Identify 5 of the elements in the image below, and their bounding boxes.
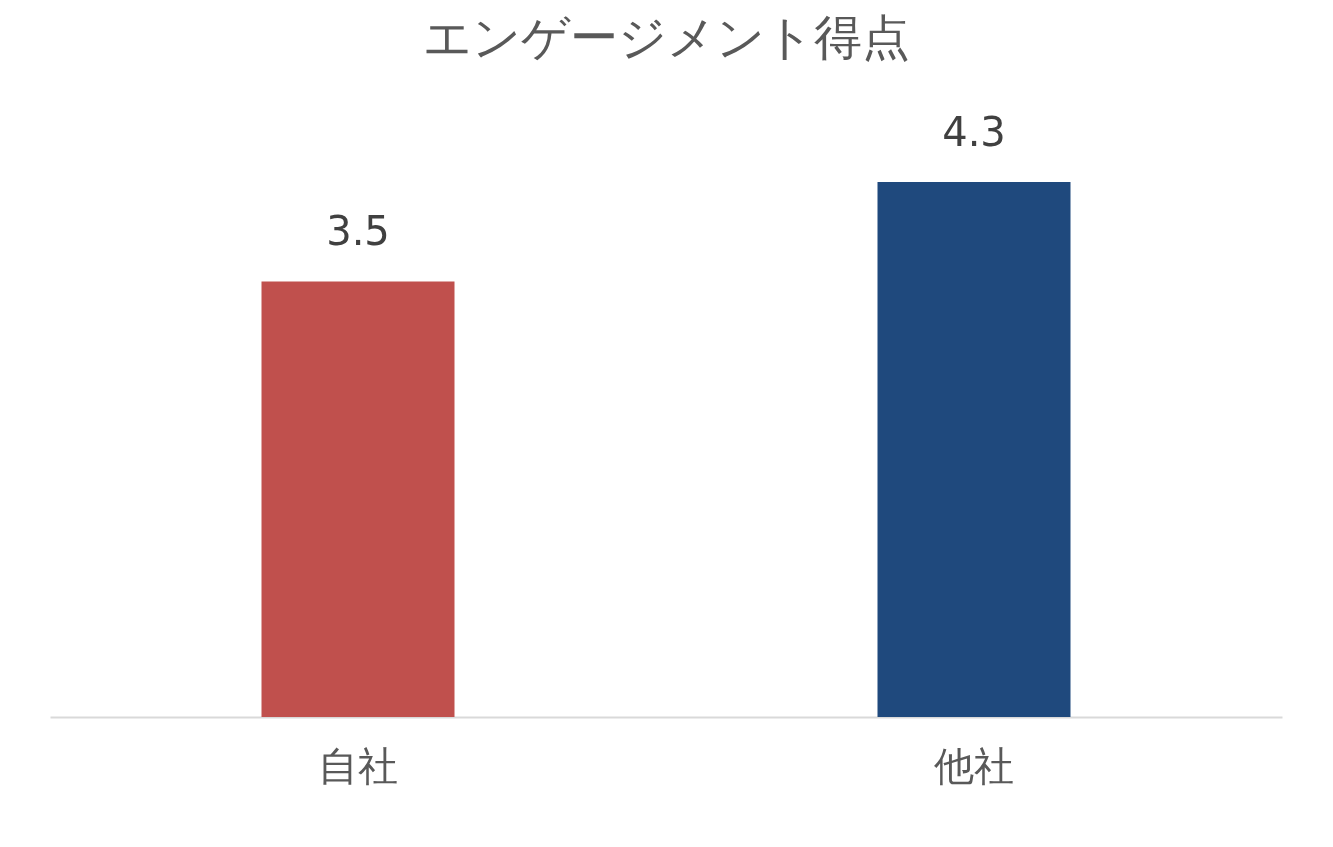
x-tick-label: 自社: [318, 742, 398, 789]
chart-title: エンゲージメント得点: [422, 8, 910, 65]
x-tick-label: 他社: [934, 742, 1014, 789]
data-label: 4.3: [942, 108, 1006, 155]
data-label: 3.5: [326, 208, 390, 255]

- To be done
Reproduce the item above line for line, without changing any wording, but leave out the picture.

- Response to this task
Identify 5 of the elements in the image below, and their bounding boxes.
x-tick-label: 自社: [318, 742, 398, 789]
chart-title: エンゲージメント得点: [422, 8, 910, 65]
x-tick-label: 他社: [934, 742, 1014, 789]
data-label: 4.3: [942, 108, 1006, 155]
data-label: 3.5: [326, 208, 390, 255]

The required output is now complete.